Exercise instructions = Restate the records in their entirety, word for word.

Source records =
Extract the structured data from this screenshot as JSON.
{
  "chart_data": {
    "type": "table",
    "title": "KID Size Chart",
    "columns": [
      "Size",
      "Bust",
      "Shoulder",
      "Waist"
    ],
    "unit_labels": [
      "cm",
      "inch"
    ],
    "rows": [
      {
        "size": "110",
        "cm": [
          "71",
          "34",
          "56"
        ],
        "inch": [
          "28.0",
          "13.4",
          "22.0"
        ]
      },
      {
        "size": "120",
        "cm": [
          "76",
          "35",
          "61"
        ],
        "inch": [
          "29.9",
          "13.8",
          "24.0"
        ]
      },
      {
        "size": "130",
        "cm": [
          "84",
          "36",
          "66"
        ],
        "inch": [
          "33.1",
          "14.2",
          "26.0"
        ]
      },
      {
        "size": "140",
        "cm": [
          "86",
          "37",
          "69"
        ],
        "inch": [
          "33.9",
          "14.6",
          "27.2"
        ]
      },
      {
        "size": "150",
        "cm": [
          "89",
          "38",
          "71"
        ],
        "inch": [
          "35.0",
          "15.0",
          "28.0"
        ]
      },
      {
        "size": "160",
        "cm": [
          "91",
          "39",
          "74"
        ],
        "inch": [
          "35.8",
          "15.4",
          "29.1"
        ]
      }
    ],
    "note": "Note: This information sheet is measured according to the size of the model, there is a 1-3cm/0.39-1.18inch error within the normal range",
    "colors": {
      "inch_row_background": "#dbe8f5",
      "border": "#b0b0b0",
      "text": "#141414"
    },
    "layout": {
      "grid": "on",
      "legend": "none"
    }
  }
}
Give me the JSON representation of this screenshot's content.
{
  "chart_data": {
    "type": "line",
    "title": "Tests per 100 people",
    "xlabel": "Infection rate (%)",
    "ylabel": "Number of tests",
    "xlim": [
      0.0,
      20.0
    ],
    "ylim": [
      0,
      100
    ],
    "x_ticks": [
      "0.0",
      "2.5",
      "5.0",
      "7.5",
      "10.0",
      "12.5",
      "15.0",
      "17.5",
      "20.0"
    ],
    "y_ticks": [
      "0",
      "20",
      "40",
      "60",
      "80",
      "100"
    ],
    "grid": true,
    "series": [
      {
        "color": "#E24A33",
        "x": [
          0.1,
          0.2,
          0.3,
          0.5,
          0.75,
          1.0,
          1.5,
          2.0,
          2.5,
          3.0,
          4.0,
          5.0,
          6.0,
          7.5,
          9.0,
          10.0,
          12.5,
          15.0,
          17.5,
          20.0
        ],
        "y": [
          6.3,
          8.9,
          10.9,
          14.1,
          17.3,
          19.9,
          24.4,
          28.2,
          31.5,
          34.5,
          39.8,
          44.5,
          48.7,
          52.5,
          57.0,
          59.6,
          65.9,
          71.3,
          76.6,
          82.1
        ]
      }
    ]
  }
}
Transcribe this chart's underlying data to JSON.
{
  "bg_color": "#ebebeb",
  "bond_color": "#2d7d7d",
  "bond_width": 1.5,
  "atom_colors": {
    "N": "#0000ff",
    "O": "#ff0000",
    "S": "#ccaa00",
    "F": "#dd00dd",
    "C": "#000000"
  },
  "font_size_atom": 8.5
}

Complete response =
Extract the structured data from this screenshot as JSON.
{
  "chart_data": {
    "type": "table",
    "title": "KID Size Chart",
    "columns": [
      "Size",
      "Bust",
      "Shoulder",
      "Waist"
    ],
    "unit_labels": [
      "cm",
      "inch"
    ],
    "rows": [
      {
        "size": "110",
        "cm": [
          "71",
          "34",
          "56"
        ],
        "inch": [
          "28.0",
          "13.4",
          "22.0"
        ]
      },
      {
        "size": "120",
        "cm": [
          "76",
          "35",
          "61"
        ],
        "inch": [
          "29.9",
          "13.8",
          "24.0"
        ]
      },
      {
        "size": "130",
        "cm": [
          "84",
          "36",
          "66"
        ],
        "inch": [
          "33.1",
          "14.2",
          "26.0"
        ]
      },
      {
        "size": "140",
        "cm": [
          "86",
          "37",
          "69"
        ],
        "inch": [
          "33.9",
          "14.6",
          "27.2"
        ]
      },
      {
        "size": "150",
        "cm": [
          "89",
          "38",
          "71"
        ],
        "inch": [
          "35.0",
          "15.0",
          "28.0"
        ]
      },
      {
        "size": "160",
        "cm": [
          "91",
          "39",
          "74"
        ],
        "inch": [
          "35.8",
          "15.4",
          "29.1"
        ]
      }
    ],
    "note": "Note: This information sheet is measured according to the size of the model, there is a 1-3cm/0.39-1.18inch error within the normal range",
    "colors": {
      "inch_row_background": "#dbe8f5",
      "border": "#b0b0b0",
      "text": "#141414"
    },
    "layout": {
      "grid": "on",
      "legend": "none"
    }
  }
}
Give me the JSON representation of this screenshot's content.
{
  "chart_data": {
    "type": "line",
    "title": "Tests per 100 people",
    "xlabel": "Infection rate (%)",
    "ylabel": "Number of tests",
    "xlim": [
      0.0,
      20.0
    ],
    "ylim": [
      0,
      100
    ],
    "x_ticks": [
      "0.0",
      "2.5",
      "5.0",
      "7.5",
      "10.0",
      "12.5",
      "15.0",
      "17.5",
      "20.0"
    ],
    "y_ticks": [
      "0",
      "20",
      "40",
      "60",
      "80",
      "100"
    ],
    "grid": true,
    "series": [
      {
        "color": "#E24A33",
        "x": [
          0.1,
          0.2,
          0.3,
          0.5,
          0.75,
          1.0,
          1.5,
          2.0,
          2.5,
          3.0,
          4.0,
          5.0,
          6.0,
          7.5,
          9.0,
          10.0,
          12.5,
          15.0,
          17.5,
          20.0
        ],
        "y": [
          6.3,
          8.9,
          10.9,
          14.1,
          17.3,
          19.9,
          24.4,
          28.2,
          31.5,
          34.5,
          39.8,
          44.5,
          48.7,
          52.5,
          57.0,
          59.6,
          65.9,
          71.3,
          76.6,
          82.1
        ]
      }
    ]
  }
}
Transcribe this chart's underlying data to JSON.
{
  "bg_color": "#ebebeb",
  "bond_color": "#2d7d7d",
  "bond_width": 1.5,
  "atom_colors": {
    "N": "#0000ff",
    "O": "#ff0000",
    "S": "#ccaa00",
    "F": "#dd00dd",
    "C": "#000000"
  },
  "font_size_atom": 8.5
}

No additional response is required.